OBJECTIVE:
Give every entry again, word for word and in full.

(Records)
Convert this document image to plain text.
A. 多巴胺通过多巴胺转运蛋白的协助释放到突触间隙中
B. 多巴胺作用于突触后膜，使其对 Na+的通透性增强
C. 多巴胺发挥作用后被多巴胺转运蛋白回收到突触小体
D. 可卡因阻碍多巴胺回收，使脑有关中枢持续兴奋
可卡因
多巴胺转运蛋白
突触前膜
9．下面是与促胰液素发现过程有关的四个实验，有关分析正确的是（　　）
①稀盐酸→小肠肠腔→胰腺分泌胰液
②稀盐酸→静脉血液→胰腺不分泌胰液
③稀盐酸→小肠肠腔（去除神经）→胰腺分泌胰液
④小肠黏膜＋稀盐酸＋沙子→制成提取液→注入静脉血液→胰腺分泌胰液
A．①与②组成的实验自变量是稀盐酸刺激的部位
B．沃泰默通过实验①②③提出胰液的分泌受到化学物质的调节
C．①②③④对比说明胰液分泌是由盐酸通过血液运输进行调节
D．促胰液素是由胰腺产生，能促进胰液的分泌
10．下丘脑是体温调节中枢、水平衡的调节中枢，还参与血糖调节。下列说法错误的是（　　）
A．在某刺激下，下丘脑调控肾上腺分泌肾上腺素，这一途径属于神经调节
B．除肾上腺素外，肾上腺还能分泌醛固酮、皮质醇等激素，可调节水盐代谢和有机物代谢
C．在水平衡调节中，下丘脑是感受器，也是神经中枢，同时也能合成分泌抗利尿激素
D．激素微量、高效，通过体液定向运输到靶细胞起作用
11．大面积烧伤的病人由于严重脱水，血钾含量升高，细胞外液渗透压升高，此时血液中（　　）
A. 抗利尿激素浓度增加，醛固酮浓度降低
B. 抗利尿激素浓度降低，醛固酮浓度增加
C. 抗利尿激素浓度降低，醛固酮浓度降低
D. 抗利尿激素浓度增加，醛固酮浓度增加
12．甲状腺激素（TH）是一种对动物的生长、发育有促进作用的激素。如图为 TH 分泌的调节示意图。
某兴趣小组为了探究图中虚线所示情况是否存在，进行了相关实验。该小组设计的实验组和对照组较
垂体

WRITTEN REPLY:
Convert this document image to plain text.
A. 多巴胺通过多巴胺转运蛋白的协助释放到突触间隙中
B. 多巴胺作用于突触后膜，使其对 Na+的通透性增强
C. 多巴胺发挥作用后被多巴胺转运蛋白回收到突触小体
D. 可卡因阻碍多巴胺回收，使脑有关中枢持续兴奋
可卡因
多巴胺转运蛋白
突触前膜
9．下面是与促胰液素发现过程有关的四个实验，有关分析正确的是（　　）
①稀盐酸→小肠肠腔→胰腺分泌胰液
②稀盐酸→静脉血液→胰腺不分泌胰液
③稀盐酸→小肠肠腔（去除神经）→胰腺分泌胰液
④小肠黏膜＋稀盐酸＋沙子→制成提取液→注入静脉血液→胰腺分泌胰液
A．①与②组成的实验自变量是稀盐酸刺激的部位
B．沃泰默通过实验①②③提出胰液的分泌受到化学物质的调节
C．①②③④对比说明胰液分泌是由盐酸通过血液运输进行调节
D．促胰液素是由胰腺产生，能促进胰液的分泌
10．下丘脑是体温调节中枢、水平衡的调节中枢，还参与血糖调节。下列说法错误的是（　　）
A．在某刺激下，下丘脑调控肾上腺分泌肾上腺素，这一途径属于神经调节
B．除肾上腺素外，肾上腺还能分泌醛固酮、皮质醇等激素，可调节水盐代谢和有机物代谢
C．在水平衡调节中，下丘脑是感受器，也是神经中枢，同时也能合成分泌抗利尿激素
D．激素微量、高效，通过体液定向运输到靶细胞起作用
11．大面积烧伤的病人由于严重脱水，血钾含量升高，细胞外液渗透压升高，此时血液中（　　）
A. 抗利尿激素浓度增加，醛固酮浓度降低
B. 抗利尿激素浓度降低，醛固酮浓度增加
C. 抗利尿激素浓度降低，醛固酮浓度降低
D. 抗利尿激素浓度增加，醛固酮浓度增加
12．甲状腺激素（TH）是一种对动物的生长、发育有促进作用的激素。如图为 TH 分泌的调节示意图。
某兴趣小组为了探究图中虚线所示情况是否存在，进行了相关实验。该小组设计的实验组和对照组较
垂体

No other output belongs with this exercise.